* Task objective *
Please edit everything from "scatter-point <box>467 265 470 268</box>" down to "scatter-point <box>548 186 551 189</box>", changing "y-tick-label" to "y-axis-label" and keeping all else the same.

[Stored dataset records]
-=-=-=-=-

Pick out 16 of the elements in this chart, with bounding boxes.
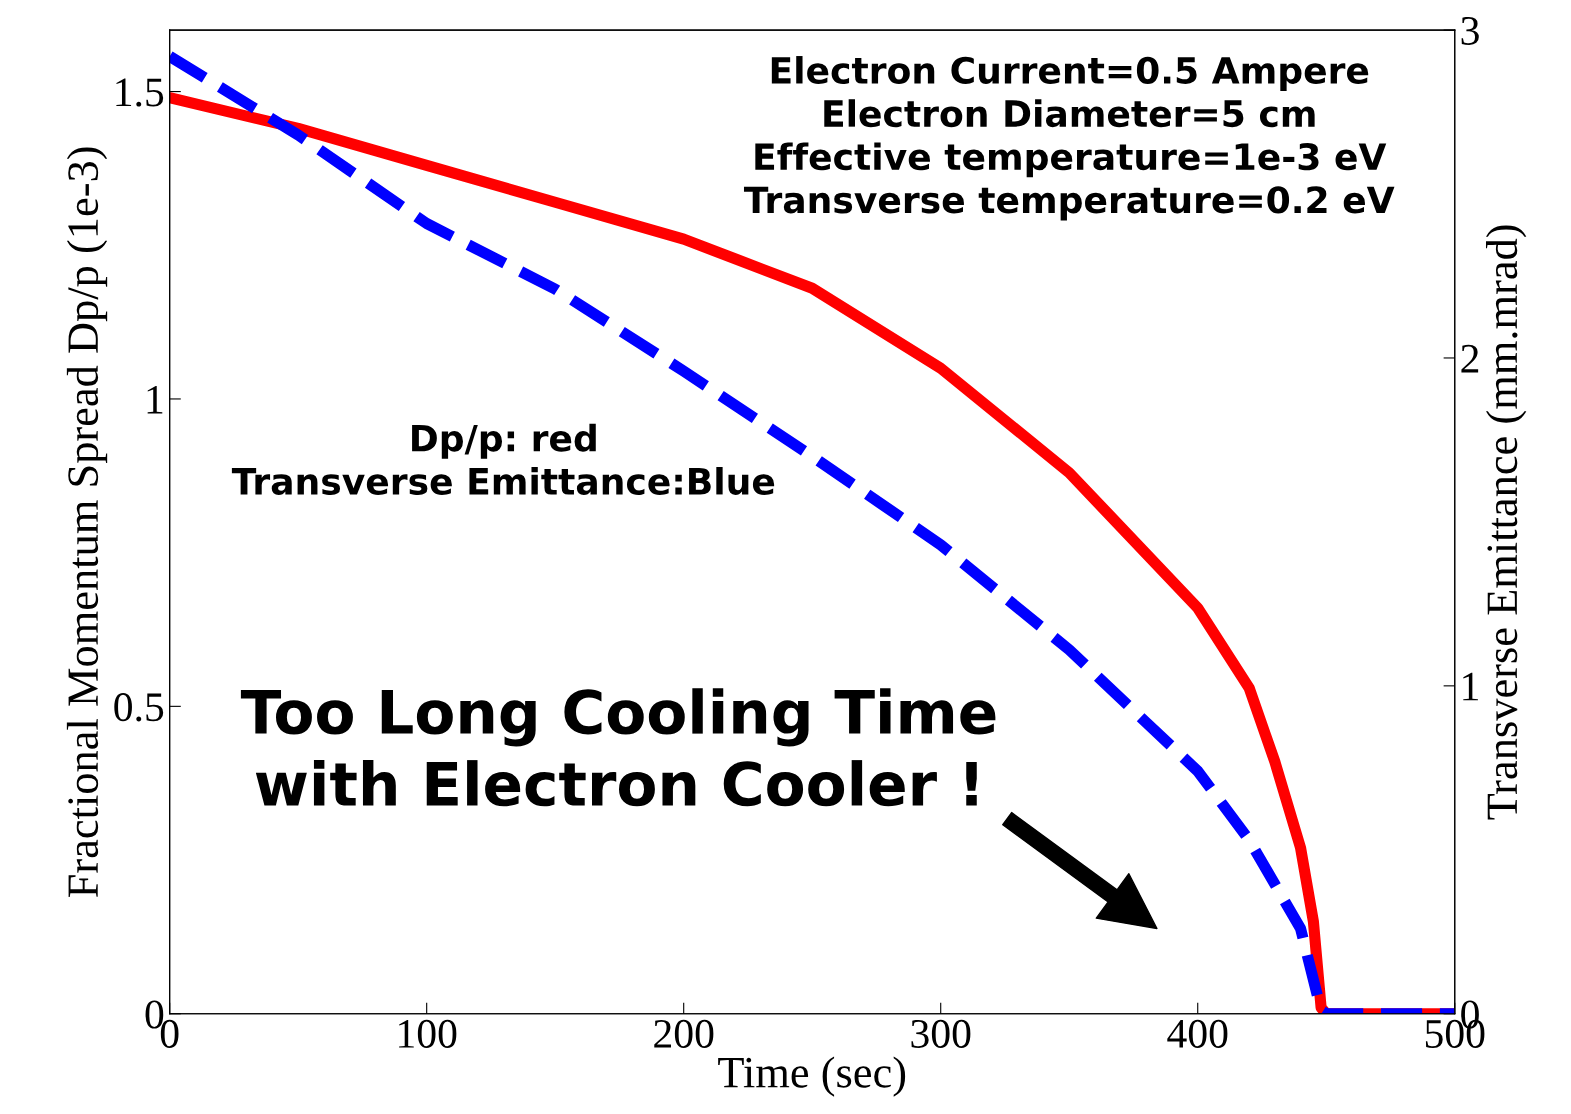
- y-tick-label: 0.5: [114, 693, 164, 722]
- annotation: Electron Current=0.5 Ampere Electron Diameter=5 cm Effective temperature=1e-3 eV Transverse temperature=0.2 eV: [743, 56, 1395, 221]
- x-axis-title: Time (sec): [718, 1056, 906, 1097]
- y2-tick-label: 2: [1461, 344, 1479, 373]
- x-tick-label: 400: [1167, 1019, 1228, 1048]
- annotation: Too Long Cooling Time with Electron Cooler !: [240, 688, 996, 807]
- y2-tick-label: 3: [1461, 16, 1479, 45]
- x-tick-label: 300: [911, 1019, 971, 1048]
- y2-tick-label: 1: [1463, 672, 1478, 701]
- x-tick-label: 100: [399, 1019, 457, 1048]
- y-tick-label: 1.5: [116, 78, 164, 107]
- y-axis-title: Fractional Momentum Spread Dp/p (1e-3): [66, 147, 108, 898]
- y-tick-label: 1: [147, 385, 163, 414]
- y2-axis-title: Transverse Emittance (mm.mrad): [1486, 225, 1527, 820]
- x-tick-label: 200: [654, 1019, 714, 1048]
- annotation: Dp/p: red Transverse Emittance:Blue: [231, 423, 775, 495]
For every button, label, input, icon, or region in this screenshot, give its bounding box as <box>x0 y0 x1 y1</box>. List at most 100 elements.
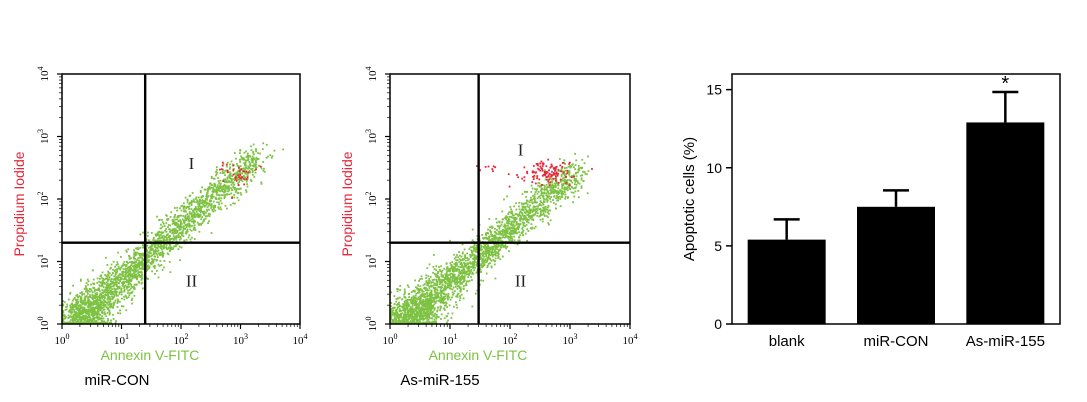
scatter-point <box>467 265 470 268</box>
scatter-point <box>497 245 500 248</box>
scatter-point <box>415 314 418 317</box>
scatter-point <box>133 288 136 291</box>
scatter-point <box>394 306 396 309</box>
scatter-point <box>179 228 182 231</box>
scatter-point <box>251 158 254 160</box>
scatter-point <box>163 225 166 227</box>
scatter-point <box>84 296 87 299</box>
y-tick-label: 104 <box>36 67 51 82</box>
scatter-point <box>84 314 87 317</box>
scatter-point <box>508 215 511 218</box>
scatter-point <box>548 186 551 189</box>
scatter-point <box>94 296 97 298</box>
scatter-point <box>463 265 466 268</box>
scatter-point <box>447 312 450 315</box>
scatter-point <box>141 258 144 260</box>
scatter-point <box>101 301 104 304</box>
scatter-point <box>404 311 407 314</box>
scatter-point <box>507 235 510 238</box>
scatter-point <box>156 215 158 218</box>
scatter-point <box>241 180 244 182</box>
scatter-point <box>481 260 483 262</box>
scatter-point <box>113 290 116 293</box>
scatter-point <box>465 273 468 276</box>
scatter-point <box>101 312 104 314</box>
scatter-point <box>123 288 126 291</box>
scatter-point <box>179 235 182 238</box>
scatter-point <box>133 276 135 279</box>
scatter-point <box>101 297 104 300</box>
scatter-point <box>436 296 439 299</box>
scatter-point <box>402 315 405 318</box>
scatter-point <box>142 263 145 266</box>
scatter-point <box>158 252 161 255</box>
scatter-point <box>452 265 455 268</box>
scatter-point <box>255 156 258 159</box>
scatter-point <box>234 177 237 180</box>
scatter-point <box>420 312 423 315</box>
scatter-point <box>435 300 438 302</box>
scatter-point <box>211 208 214 211</box>
scatter-point <box>76 309 79 311</box>
scatter-point <box>411 309 413 311</box>
scatter-point <box>518 239 521 242</box>
scatter-point <box>422 305 425 308</box>
scatter-point <box>433 272 436 275</box>
scatter-point <box>530 184 533 187</box>
scatter-point <box>98 294 101 297</box>
scatter-point <box>226 193 228 195</box>
scatter-point <box>197 196 200 199</box>
scatter-point <box>219 179 222 182</box>
scatter-point <box>198 200 201 203</box>
scatter-point <box>449 278 452 281</box>
scatter-point <box>224 189 227 192</box>
scatter-point <box>193 208 196 210</box>
scatter-point <box>445 272 448 275</box>
scatter-point <box>236 196 239 199</box>
scatter-point <box>62 311 65 313</box>
scatter-point <box>245 189 247 191</box>
scatter-point <box>428 298 431 301</box>
scatter-point <box>435 265 438 268</box>
scatter-point <box>190 229 193 232</box>
scatter-point <box>436 282 439 285</box>
scatter-point <box>165 237 168 240</box>
scatter-point <box>504 226 507 229</box>
scatter-point <box>482 260 485 263</box>
scatter-point <box>125 272 127 275</box>
scatter-point <box>148 252 151 254</box>
scatter-point <box>72 298 75 301</box>
scatter-point <box>520 231 523 234</box>
scatter-point <box>141 246 144 249</box>
scatter-point <box>504 244 507 247</box>
scatter-point <box>76 320 78 323</box>
scatter-point <box>169 231 172 233</box>
scatter-point <box>243 167 246 170</box>
scatter-point <box>249 164 251 166</box>
scatter-point <box>515 217 518 220</box>
scatter-point <box>193 219 196 222</box>
scatter-point <box>253 153 255 156</box>
scatter-point <box>407 310 410 313</box>
scatter-point <box>574 168 576 171</box>
scatter-point <box>430 310 432 312</box>
scatter-point <box>407 302 410 304</box>
scatter-point <box>244 162 246 165</box>
scatter-point <box>156 234 159 237</box>
scatter-point <box>87 298 90 301</box>
scatter-point <box>175 243 178 246</box>
scatter-point <box>170 246 173 249</box>
scatter-point <box>543 213 546 216</box>
scatter-point <box>103 313 106 316</box>
scatter-point <box>406 315 409 318</box>
scatter-point <box>250 158 253 161</box>
scatter-point <box>543 189 546 191</box>
scatter-point <box>246 159 249 162</box>
scatter-point <box>165 222 168 224</box>
scatter-point <box>206 215 209 218</box>
scatter-point <box>87 319 90 322</box>
scatter-point <box>142 287 144 290</box>
scatter-point <box>470 269 473 271</box>
scatter-point <box>581 174 584 177</box>
scatter-point <box>112 285 115 288</box>
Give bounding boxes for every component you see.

-=-=-=-=-

* Full response *
scatter-point <box>467 265 470 268</box>
scatter-point <box>497 245 500 248</box>
scatter-point <box>415 314 418 317</box>
scatter-point <box>133 288 136 291</box>
scatter-point <box>394 306 396 309</box>
scatter-point <box>179 228 182 231</box>
scatter-point <box>251 158 254 160</box>
scatter-point <box>163 225 166 227</box>
scatter-point <box>84 296 87 299</box>
y-axis-label: 104 <box>36 67 51 82</box>
scatter-point <box>84 314 87 317</box>
scatter-point <box>508 215 511 218</box>
scatter-point <box>548 186 551 189</box>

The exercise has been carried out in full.